## DOKUMEN SUMBER
+++

BANGGAI, Sinkap.info – Menyikapi komentar Nasrun Hipan pada edisi berita di Banggai raya yang mensinyalir adanya dugaan pelanggaran Fuad Muid karena rangkap jabatan sebagaimana dimaksud dalam pasal 400 ayat 1 huruf c UU nomor 17 tahun 2014, mengatakan bahwa sanksi rangkap jabatan Fuad berimplikasi pemberhentian sebagai anggota DPRD dinilai sungguh sangat subyektif dalam mengambil kesimpulan tanpa mempertimbangkan hukum dalam praktek.
Syaifuddin Muid, yang saat ini menjabat Kadis Sosial dan mantan praktisi hukum menilai, dalam membaca undang-undang tidak boleh menafsirkan sendiri secara leterlijk atau terpaku pada isi teks yg ada dalam bunyi pasal tersebut.
“Menfasirkan pasal dalam undang-undang harus mempertimbangkan apakah pemberlakuan pasal tersebut khususnya pada ayat c UU MD3, bahwa anggota DPR dilarang rangkap jabatan pada badan-badan yg menerima hibah APBD dan APBN, apakah berlaku pula terhadap Palang Merah Indonesia sebagai organisasi yang bergerak dibidang kemanusiaan?,” tanggapnya.
Menurut Syaifuddin, untuk mengkaji permasalahan ini diperlukan penafsiran yg harus didukung oleh ketentuan lain ataupun melihat hukum dalam praktek. Penafsiran dibolehkan oleh ketentuan yaitu dengan menafsirkan sesuatu kaedah hukum yang belum jelas namun olehnya, menafsirkan tidak boleh hanya secara leterlijk atau gramatikal yang terpaku dengan bunyi pasal tersebut dimana bunyi pasal tersebut hanya menyebut badan-badan lainnya yang menerima dana hibah APBN dan APBD.

+++

[Entri elemen tata letak]
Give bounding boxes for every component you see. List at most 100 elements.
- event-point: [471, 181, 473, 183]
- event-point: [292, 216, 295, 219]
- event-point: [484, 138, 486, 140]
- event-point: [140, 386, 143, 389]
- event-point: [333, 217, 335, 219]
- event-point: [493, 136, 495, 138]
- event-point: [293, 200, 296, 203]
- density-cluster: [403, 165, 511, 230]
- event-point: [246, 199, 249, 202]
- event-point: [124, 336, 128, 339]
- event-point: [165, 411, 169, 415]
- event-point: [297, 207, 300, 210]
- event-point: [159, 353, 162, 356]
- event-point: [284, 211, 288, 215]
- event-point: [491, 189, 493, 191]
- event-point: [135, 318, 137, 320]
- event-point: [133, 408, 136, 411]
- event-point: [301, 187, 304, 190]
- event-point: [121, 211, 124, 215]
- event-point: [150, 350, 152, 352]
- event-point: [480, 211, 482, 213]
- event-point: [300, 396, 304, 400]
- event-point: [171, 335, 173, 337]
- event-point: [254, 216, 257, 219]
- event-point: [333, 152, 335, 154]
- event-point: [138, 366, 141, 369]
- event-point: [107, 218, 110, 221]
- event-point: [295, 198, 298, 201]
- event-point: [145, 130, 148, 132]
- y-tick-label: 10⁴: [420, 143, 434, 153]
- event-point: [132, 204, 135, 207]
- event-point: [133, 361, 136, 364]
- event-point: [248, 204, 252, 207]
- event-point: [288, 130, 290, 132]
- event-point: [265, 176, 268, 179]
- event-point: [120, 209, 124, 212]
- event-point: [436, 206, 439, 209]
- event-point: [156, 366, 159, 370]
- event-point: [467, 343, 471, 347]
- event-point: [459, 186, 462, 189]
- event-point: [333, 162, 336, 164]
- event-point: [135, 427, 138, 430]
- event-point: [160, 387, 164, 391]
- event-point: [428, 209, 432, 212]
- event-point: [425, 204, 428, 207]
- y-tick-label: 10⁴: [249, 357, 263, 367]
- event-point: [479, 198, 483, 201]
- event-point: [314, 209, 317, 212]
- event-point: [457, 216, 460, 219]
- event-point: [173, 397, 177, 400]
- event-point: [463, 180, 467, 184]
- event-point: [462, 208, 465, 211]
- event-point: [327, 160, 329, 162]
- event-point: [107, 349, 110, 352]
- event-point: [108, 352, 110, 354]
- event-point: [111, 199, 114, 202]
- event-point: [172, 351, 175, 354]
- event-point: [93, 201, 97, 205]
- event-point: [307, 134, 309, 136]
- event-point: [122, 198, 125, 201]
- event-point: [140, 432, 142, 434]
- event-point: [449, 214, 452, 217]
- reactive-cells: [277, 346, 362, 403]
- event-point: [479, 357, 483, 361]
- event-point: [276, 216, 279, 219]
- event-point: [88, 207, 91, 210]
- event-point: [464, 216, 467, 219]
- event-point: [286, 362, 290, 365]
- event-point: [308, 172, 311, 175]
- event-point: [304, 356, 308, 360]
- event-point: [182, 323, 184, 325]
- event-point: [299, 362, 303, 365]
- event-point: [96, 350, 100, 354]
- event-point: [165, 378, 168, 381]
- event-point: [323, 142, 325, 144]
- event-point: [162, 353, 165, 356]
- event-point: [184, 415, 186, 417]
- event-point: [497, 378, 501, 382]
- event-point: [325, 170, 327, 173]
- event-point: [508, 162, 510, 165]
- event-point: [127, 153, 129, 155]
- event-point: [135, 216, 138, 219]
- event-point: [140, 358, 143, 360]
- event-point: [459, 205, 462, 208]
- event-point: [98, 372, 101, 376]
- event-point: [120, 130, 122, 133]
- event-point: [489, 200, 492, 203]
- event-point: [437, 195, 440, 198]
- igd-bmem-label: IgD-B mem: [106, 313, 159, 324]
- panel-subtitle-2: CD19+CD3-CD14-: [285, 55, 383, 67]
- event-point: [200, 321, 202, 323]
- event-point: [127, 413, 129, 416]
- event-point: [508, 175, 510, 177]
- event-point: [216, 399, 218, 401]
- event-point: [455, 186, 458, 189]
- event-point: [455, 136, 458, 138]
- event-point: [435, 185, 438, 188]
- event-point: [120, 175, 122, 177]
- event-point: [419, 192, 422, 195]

+++

## URAIAN TUGAS
Menurut dokumen sumber, jabatan apa yang saat ini diemban oleh Syaifuddin Muid?

## JAWABAN
Syaifuddin Muid saat ini menjabat sebagai Kadis Sosial.